Read the records below and copy each line that contains "Index".

____________

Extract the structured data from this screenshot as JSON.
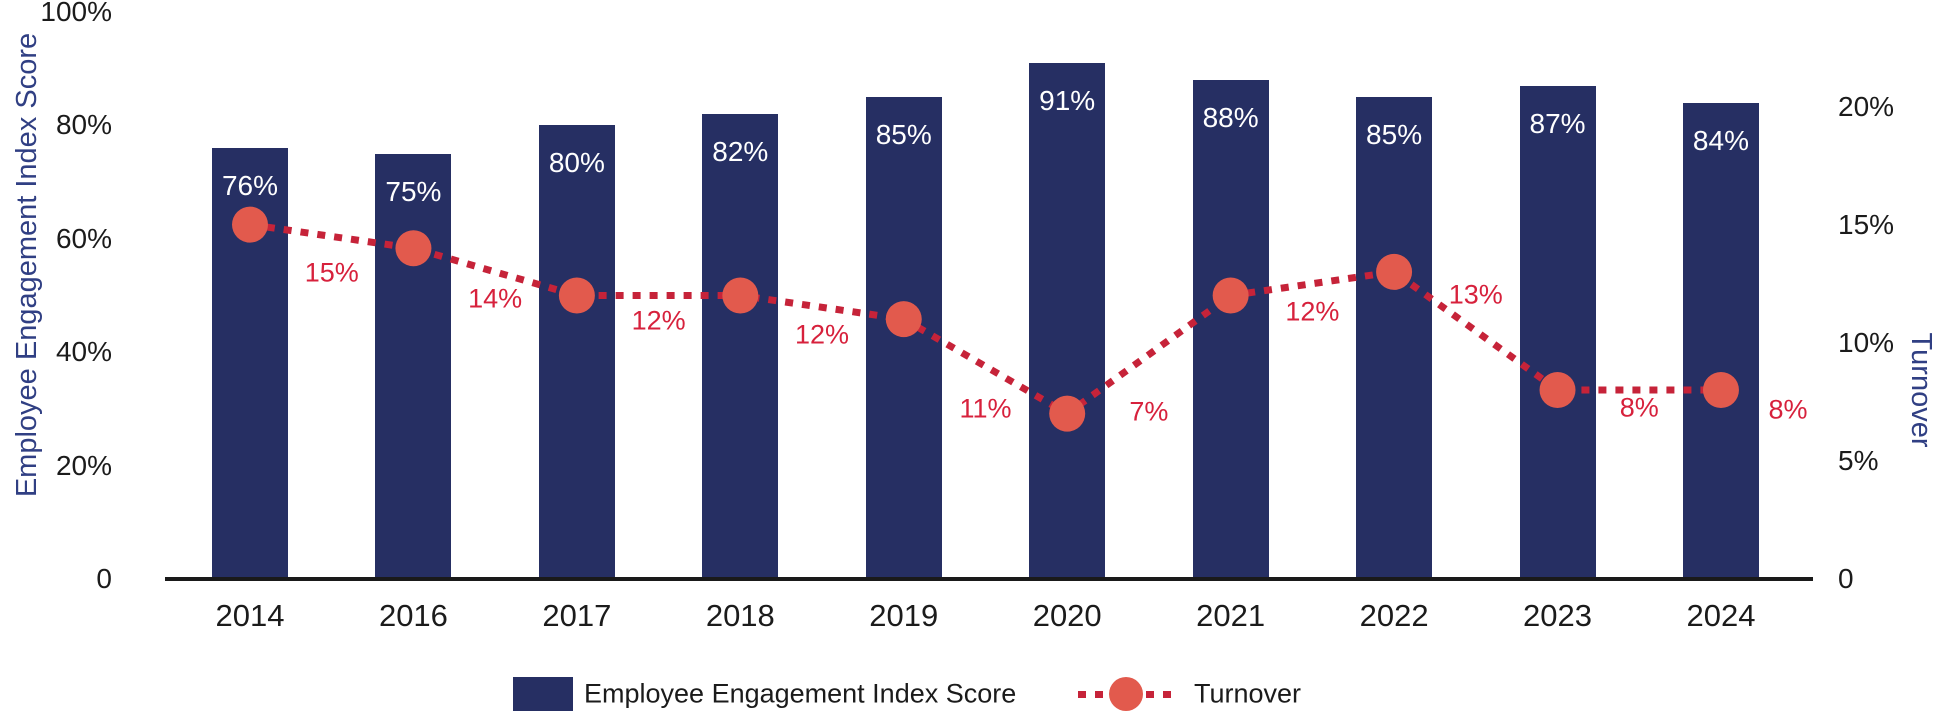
{
  "chart_data": {
    "type": "bar-line-combo",
    "categories": [
      "2014",
      "2016",
      "2017",
      "2018",
      "2019",
      "2020",
      "2021",
      "2022",
      "2023",
      "2024"
    ],
    "series": [
      {
        "name": "Employee Engagement Index Score",
        "type": "bar",
        "axis": "left",
        "values": [
          76,
          75,
          80,
          82,
          85,
          91,
          88,
          85,
          87,
          84
        ],
        "labels": [
          "76%",
          "75%",
          "80%",
          "82%",
          "85%",
          "91%",
          "88%",
          "85%",
          "87%",
          "84%"
        ]
      },
      {
        "name": "Turnover",
        "type": "line",
        "style": "dotted-with-markers",
        "axis": "right",
        "values": [
          15,
          14,
          12,
          12,
          11,
          7,
          12,
          13,
          8,
          8
        ],
        "labels": [
          "15%",
          "14%",
          "12%",
          "12%",
          "11%",
          "7%",
          "12%",
          "13%",
          "8%",
          "8%"
        ]
      }
    ],
    "left_axis": {
      "title": "Employee Engagement Index Score",
      "tick_labels": [
        "0",
        "20%",
        "40%",
        "60%",
        "80%",
        "100%"
      ],
      "tick_values": [
        0,
        20,
        40,
        60,
        80,
        100
      ],
      "range": [
        0,
        100
      ]
    },
    "right_axis": {
      "title": "Turnover",
      "tick_labels": [
        "0",
        "5%",
        "10%",
        "15%",
        "20%"
      ],
      "tick_values": [
        0,
        5,
        10,
        15,
        20
      ],
      "range": [
        0,
        24
      ]
    },
    "grid": "off",
    "legend_position": "bottom-center"
  },
  "legend": {
    "bar_label": "Employee Engagement Index Score",
    "line_label": "Turnover"
  },
  "colors": {
    "bar": "#262F63",
    "line": "#C62339",
    "marker": "#E25A4D",
    "data_label_red": "#D7213C",
    "bar_value_label": "#FFFFFF",
    "tick_text": "#1B1B1B",
    "axis_title": "#303F83",
    "axis_line": "#1A1A1A",
    "background": "#FFFFFF"
  }
}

____________

**Answer**
        "name": "Employee Engagement Index Score",
      "title": "Employee Engagement Index Score",
    "bar_label": "Employee Engagement Index Score",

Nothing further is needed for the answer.